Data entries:
===============

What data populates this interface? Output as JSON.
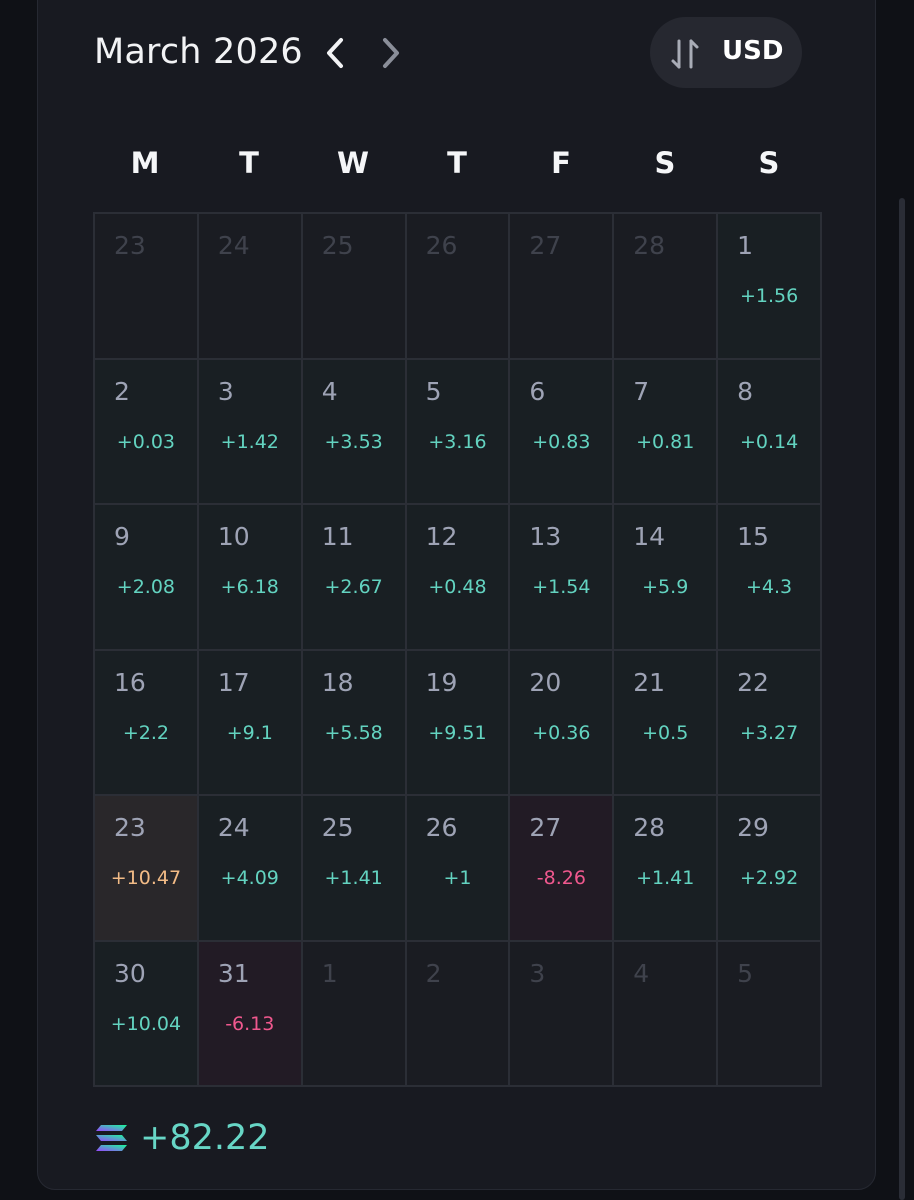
{
  "header": {
    "month_title": "March 2026",
    "currency": "USD"
  },
  "weekdays": [
    "M",
    "T",
    "W",
    "T",
    "F",
    "S",
    "S"
  ],
  "calendar": {
    "cells": [
      {
        "day": "23",
        "pnl": "",
        "state": "muted"
      },
      {
        "day": "24",
        "pnl": "",
        "state": "muted"
      },
      {
        "day": "25",
        "pnl": "",
        "state": "muted"
      },
      {
        "day": "26",
        "pnl": "",
        "state": "muted"
      },
      {
        "day": "27",
        "pnl": "",
        "state": "muted"
      },
      {
        "day": "28",
        "pnl": "",
        "state": "muted"
      },
      {
        "day": "1",
        "pnl": "+1.56",
        "state": "gain"
      },
      {
        "day": "2",
        "pnl": "+0.03",
        "state": "gain"
      },
      {
        "day": "3",
        "pnl": "+1.42",
        "state": "gain"
      },
      {
        "day": "4",
        "pnl": "+3.53",
        "state": "gain"
      },
      {
        "day": "5",
        "pnl": "+3.16",
        "state": "gain"
      },
      {
        "day": "6",
        "pnl": "+0.83",
        "state": "gain"
      },
      {
        "day": "7",
        "pnl": "+0.81",
        "state": "gain"
      },
      {
        "day": "8",
        "pnl": "+0.14",
        "state": "gain"
      },
      {
        "day": "9",
        "pnl": "+2.08",
        "state": "gain"
      },
      {
        "day": "10",
        "pnl": "+6.18",
        "state": "gain"
      },
      {
        "day": "11",
        "pnl": "+2.67",
        "state": "gain"
      },
      {
        "day": "12",
        "pnl": "+0.48",
        "state": "gain"
      },
      {
        "day": "13",
        "pnl": "+1.54",
        "state": "gain"
      },
      {
        "day": "14",
        "pnl": "+5.9",
        "state": "gain"
      },
      {
        "day": "15",
        "pnl": "+4.3",
        "state": "gain"
      },
      {
        "day": "16",
        "pnl": "+2.2",
        "state": "gain"
      },
      {
        "day": "17",
        "pnl": "+9.1",
        "state": "gain"
      },
      {
        "day": "18",
        "pnl": "+5.58",
        "state": "gain"
      },
      {
        "day": "19",
        "pnl": "+9.51",
        "state": "gain"
      },
      {
        "day": "20",
        "pnl": "+0.36",
        "state": "gain"
      },
      {
        "day": "21",
        "pnl": "+0.5",
        "state": "gain"
      },
      {
        "day": "22",
        "pnl": "+3.27",
        "state": "gain"
      },
      {
        "day": "23",
        "pnl": "+10.47",
        "state": "peak"
      },
      {
        "day": "24",
        "pnl": "+4.09",
        "state": "gain"
      },
      {
        "day": "25",
        "pnl": "+1.41",
        "state": "gain"
      },
      {
        "day": "26",
        "pnl": "+1",
        "state": "gain"
      },
      {
        "day": "27",
        "pnl": "-8.26",
        "state": "loss"
      },
      {
        "day": "28",
        "pnl": "+1.41",
        "state": "gain"
      },
      {
        "day": "29",
        "pnl": "+2.92",
        "state": "gain"
      },
      {
        "day": "30",
        "pnl": "+10.04",
        "state": "gain"
      },
      {
        "day": "31",
        "pnl": "-6.13",
        "state": "loss"
      },
      {
        "day": "1",
        "pnl": "",
        "state": "muted"
      },
      {
        "day": "2",
        "pnl": "",
        "state": "muted"
      },
      {
        "day": "3",
        "pnl": "",
        "state": "muted"
      },
      {
        "day": "4",
        "pnl": "",
        "state": "muted"
      },
      {
        "day": "5",
        "pnl": "",
        "state": "muted"
      }
    ]
  },
  "total": {
    "icon": "solana-icon",
    "value": "+82.22"
  },
  "colors": {
    "gain": "#63d3c0",
    "loss": "#f0588e",
    "peak": "#f2bb86",
    "background": "#181a21"
  }
}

===============

SHORT TASK:
The entries above are to be returned exactly, without their pictures.

ANSWER:
What data populates this interface? Output as JSON.
{
  "header": {
    "month_title": "March 2026",
    "currency": "USD"
  },
  "weekdays": [
    "M",
    "T",
    "W",
    "T",
    "F",
    "S",
    "S"
  ],
  "calendar": {
    "cells": [
      {
        "day": "23",
        "pnl": "",
        "state": "muted"
      },
      {
        "day": "24",
        "pnl": "",
        "state": "muted"
      },
      {
        "day": "25",
        "pnl": "",
        "state": "muted"
      },
      {
        "day": "26",
        "pnl": "",
        "state": "muted"
      },
      {
        "day": "27",
        "pnl": "",
        "state": "muted"
      },
      {
        "day": "28",
        "pnl": "",
        "state": "muted"
      },
      {
        "day": "1",
        "pnl": "+1.56",
        "state": "gain"
      },
      {
        "day": "2",
        "pnl": "+0.03",
        "state": "gain"
      },
      {
        "day": "3",
        "pnl": "+1.42",
        "state": "gain"
      },
      {
        "day": "4",
        "pnl": "+3.53",
        "state": "gain"
      },
      {
        "day": "5",
        "pnl": "+3.16",
        "state": "gain"
      },
      {
        "day": "6",
        "pnl": "+0.83",
        "state": "gain"
      },
      {
        "day": "7",
        "pnl": "+0.81",
        "state": "gain"
      },
      {
        "day": "8",
        "pnl": "+0.14",
        "state": "gain"
      },
      {
        "day": "9",
        "pnl": "+2.08",
        "state": "gain"
      },
      {
        "day": "10",
        "pnl": "+6.18",
        "state": "gain"
      },
      {
        "day": "11",
        "pnl": "+2.67",
        "state": "gain"
      },
      {
        "day": "12",
        "pnl": "+0.48",
        "state": "gain"
      },
      {
        "day": "13",
        "pnl": "+1.54",
        "state": "gain"
      },
      {
        "day": "14",
        "pnl": "+5.9",
        "state": "gain"
      },
      {
        "day": "15",
        "pnl": "+4.3",
        "state": "gain"
      },
      {
        "day": "16",
        "pnl": "+2.2",
        "state": "gain"
      },
      {
        "day": "17",
        "pnl": "+9.1",
        "state": "gain"
      },
      {
        "day": "18",
        "pnl": "+5.58",
        "state": "gain"
      },
      {
        "day": "19",
        "pnl": "+9.51",
        "state": "gain"
      },
      {
        "day": "20",
        "pnl": "+0.36",
        "state": "gain"
      },
      {
        "day": "21",
        "pnl": "+0.5",
        "state": "gain"
      },
      {
        "day": "22",
        "pnl": "+3.27",
        "state": "gain"
      },
      {
        "day": "23",
        "pnl": "+10.47",
        "state": "peak"
      },
      {
        "day": "24",
        "pnl": "+4.09",
        "state": "gain"
      },
      {
        "day": "25",
        "pnl": "+1.41",
        "state": "gain"
      },
      {
        "day": "26",
        "pnl": "+1",
        "state": "gain"
      },
      {
        "day": "27",
        "pnl": "-8.26",
        "state": "loss"
      },
      {
        "day": "28",
        "pnl": "+1.41",
        "state": "gain"
      },
      {
        "day": "29",
        "pnl": "+2.92",
        "state": "gain"
      },
      {
        "day": "30",
        "pnl": "+10.04",
        "state": "gain"
      },
      {
        "day": "31",
        "pnl": "-6.13",
        "state": "loss"
      },
      {
        "day": "1",
        "pnl": "",
        "state": "muted"
      },
      {
        "day": "2",
        "pnl": "",
        "state": "muted"
      },
      {
        "day": "3",
        "pnl": "",
        "state": "muted"
      },
      {
        "day": "4",
        "pnl": "",
        "state": "muted"
      },
      {
        "day": "5",
        "pnl": "",
        "state": "muted"
      }
    ]
  },
  "total": {
    "icon": "solana-icon",
    "value": "+82.22"
  },
  "colors": {
    "gain": "#63d3c0",
    "loss": "#f0588e",
    "peak": "#f2bb86",
    "background": "#181a21"
  }
}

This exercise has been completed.